> Entries from a dataset
────────────────────

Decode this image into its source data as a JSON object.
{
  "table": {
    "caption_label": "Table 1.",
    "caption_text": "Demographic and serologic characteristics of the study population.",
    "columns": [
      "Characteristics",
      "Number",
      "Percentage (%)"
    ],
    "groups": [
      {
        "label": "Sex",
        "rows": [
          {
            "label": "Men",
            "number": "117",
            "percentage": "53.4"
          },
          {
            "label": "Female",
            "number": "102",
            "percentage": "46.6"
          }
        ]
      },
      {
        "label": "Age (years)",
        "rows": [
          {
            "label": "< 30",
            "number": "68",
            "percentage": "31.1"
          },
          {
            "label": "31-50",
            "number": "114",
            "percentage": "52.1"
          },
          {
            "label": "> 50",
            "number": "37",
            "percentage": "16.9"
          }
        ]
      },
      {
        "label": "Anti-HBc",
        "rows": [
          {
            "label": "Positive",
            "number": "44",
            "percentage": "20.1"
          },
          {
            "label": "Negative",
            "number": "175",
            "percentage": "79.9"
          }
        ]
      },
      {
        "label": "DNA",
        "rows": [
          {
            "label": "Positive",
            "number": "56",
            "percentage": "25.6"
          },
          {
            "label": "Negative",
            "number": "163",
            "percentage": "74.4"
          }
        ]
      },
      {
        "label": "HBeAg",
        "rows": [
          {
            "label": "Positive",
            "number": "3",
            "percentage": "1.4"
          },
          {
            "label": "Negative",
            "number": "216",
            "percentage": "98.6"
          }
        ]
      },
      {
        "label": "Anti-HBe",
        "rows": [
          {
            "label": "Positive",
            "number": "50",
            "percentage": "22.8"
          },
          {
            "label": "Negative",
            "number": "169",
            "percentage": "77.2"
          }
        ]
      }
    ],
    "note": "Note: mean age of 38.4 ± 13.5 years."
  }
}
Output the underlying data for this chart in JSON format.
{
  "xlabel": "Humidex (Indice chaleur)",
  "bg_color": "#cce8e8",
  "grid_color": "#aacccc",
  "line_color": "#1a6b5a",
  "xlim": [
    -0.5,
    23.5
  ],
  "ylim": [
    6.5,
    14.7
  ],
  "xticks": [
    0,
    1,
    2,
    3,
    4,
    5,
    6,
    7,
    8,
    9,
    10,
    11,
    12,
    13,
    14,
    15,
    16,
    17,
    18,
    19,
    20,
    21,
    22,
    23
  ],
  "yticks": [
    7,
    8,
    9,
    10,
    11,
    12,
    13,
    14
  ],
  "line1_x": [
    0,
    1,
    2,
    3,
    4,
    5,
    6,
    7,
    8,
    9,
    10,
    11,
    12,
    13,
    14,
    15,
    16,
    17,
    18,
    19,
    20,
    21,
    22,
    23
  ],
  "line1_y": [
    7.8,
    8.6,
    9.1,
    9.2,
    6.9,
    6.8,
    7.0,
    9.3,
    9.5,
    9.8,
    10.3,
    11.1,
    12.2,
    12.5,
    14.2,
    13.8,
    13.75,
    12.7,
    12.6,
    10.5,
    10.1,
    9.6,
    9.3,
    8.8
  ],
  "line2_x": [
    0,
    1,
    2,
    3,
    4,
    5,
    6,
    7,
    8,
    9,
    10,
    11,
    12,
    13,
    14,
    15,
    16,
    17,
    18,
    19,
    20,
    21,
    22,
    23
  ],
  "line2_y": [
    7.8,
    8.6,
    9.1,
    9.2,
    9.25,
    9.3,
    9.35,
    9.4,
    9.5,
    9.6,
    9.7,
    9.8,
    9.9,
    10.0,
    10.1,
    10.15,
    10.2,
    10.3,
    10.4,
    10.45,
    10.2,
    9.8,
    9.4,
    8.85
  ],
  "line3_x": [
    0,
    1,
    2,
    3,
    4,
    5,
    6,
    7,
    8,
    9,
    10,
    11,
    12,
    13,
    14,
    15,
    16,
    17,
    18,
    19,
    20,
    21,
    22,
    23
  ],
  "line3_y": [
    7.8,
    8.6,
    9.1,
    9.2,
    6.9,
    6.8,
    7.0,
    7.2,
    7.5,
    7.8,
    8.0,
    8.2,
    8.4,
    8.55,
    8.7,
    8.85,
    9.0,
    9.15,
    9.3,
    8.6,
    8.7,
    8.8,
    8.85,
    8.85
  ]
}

────────────────────

> Problem statement
Each of the records should be retyped exactly.

> Response
Decode this image into its source data as a JSON object.
{
  "table": {
    "caption_label": "Table 1.",
    "caption_text": "Demographic and serologic characteristics of the study population.",
    "columns": [
      "Characteristics",
      "Number",
      "Percentage (%)"
    ],
    "groups": [
      {
        "label": "Sex",
        "rows": [
          {
            "label": "Men",
            "number": "117",
            "percentage": "53.4"
          },
          {
            "label": "Female",
            "number": "102",
            "percentage": "46.6"
          }
        ]
      },
      {
        "label": "Age (years)",
        "rows": [
          {
            "label": "< 30",
            "number": "68",
            "percentage": "31.1"
          },
          {
            "label": "31-50",
            "number": "114",
            "percentage": "52.1"
          },
          {
            "label": "> 50",
            "number": "37",
            "percentage": "16.9"
          }
        ]
      },
      {
        "label": "Anti-HBc",
        "rows": [
          {
            "label": "Positive",
            "number": "44",
            "percentage": "20.1"
          },
          {
            "label": "Negative",
            "number": "175",
            "percentage": "79.9"
          }
        ]
      },
      {
        "label": "DNA",
        "rows": [
          {
            "label": "Positive",
            "number": "56",
            "percentage": "25.6"
          },
          {
            "label": "Negative",
            "number": "163",
            "percentage": "74.4"
          }
        ]
      },
      {
        "label": "HBeAg",
        "rows": [
          {
            "label": "Positive",
            "number": "3",
            "percentage": "1.4"
          },
          {
            "label": "Negative",
            "number": "216",
            "percentage": "98.6"
          }
        ]
      },
      {
        "label": "Anti-HBe",
        "rows": [
          {
            "label": "Positive",
            "number": "50",
            "percentage": "22.8"
          },
          {
            "label": "Negative",
            "number": "169",
            "percentage": "77.2"
          }
        ]
      }
    ],
    "note": "Note: mean age of 38.4 ± 13.5 years."
  }
}
Output the underlying data for this chart in JSON format.
{
  "xlabel": "Humidex (Indice chaleur)",
  "bg_color": "#cce8e8",
  "grid_color": "#aacccc",
  "line_color": "#1a6b5a",
  "xlim": [
    -0.5,
    23.5
  ],
  "ylim": [
    6.5,
    14.7
  ],
  "xticks": [
    0,
    1,
    2,
    3,
    4,
    5,
    6,
    7,
    8,
    9,
    10,
    11,
    12,
    13,
    14,
    15,
    16,
    17,
    18,
    19,
    20,
    21,
    22,
    23
  ],
  "yticks": [
    7,
    8,
    9,
    10,
    11,
    12,
    13,
    14
  ],
  "line1_x": [
    0,
    1,
    2,
    3,
    4,
    5,
    6,
    7,
    8,
    9,
    10,
    11,
    12,
    13,
    14,
    15,
    16,
    17,
    18,
    19,
    20,
    21,
    22,
    23
  ],
  "line1_y": [
    7.8,
    8.6,
    9.1,
    9.2,
    6.9,
    6.8,
    7.0,
    9.3,
    9.5,
    9.8,
    10.3,
    11.1,
    12.2,
    12.5,
    14.2,
    13.8,
    13.75,
    12.7,
    12.6,
    10.5,
    10.1,
    9.6,
    9.3,
    8.8
  ],
  "line2_x": [
    0,
    1,
    2,
    3,
    4,
    5,
    6,
    7,
    8,
    9,
    10,
    11,
    12,
    13,
    14,
    15,
    16,
    17,
    18,
    19,
    20,
    21,
    22,
    23
  ],
  "line2_y": [
    7.8,
    8.6,
    9.1,
    9.2,
    9.25,
    9.3,
    9.35,
    9.4,
    9.5,
    9.6,
    9.7,
    9.8,
    9.9,
    10.0,
    10.1,
    10.15,
    10.2,
    10.3,
    10.4,
    10.45,
    10.2,
    9.8,
    9.4,
    8.85
  ],
  "line3_x": [
    0,
    1,
    2,
    3,
    4,
    5,
    6,
    7,
    8,
    9,
    10,
    11,
    12,
    13,
    14,
    15,
    16,
    17,
    18,
    19,
    20,
    21,
    22,
    23
  ],
  "line3_y": [
    7.8,
    8.6,
    9.1,
    9.2,
    6.9,
    6.8,
    7.0,
    7.2,
    7.5,
    7.8,
    8.0,
    8.2,
    8.4,
    8.55,
    8.7,
    8.85,
    9.0,
    9.15,
    9.3,
    8.6,
    8.7,
    8.8,
    8.85,
    8.85
  ]
}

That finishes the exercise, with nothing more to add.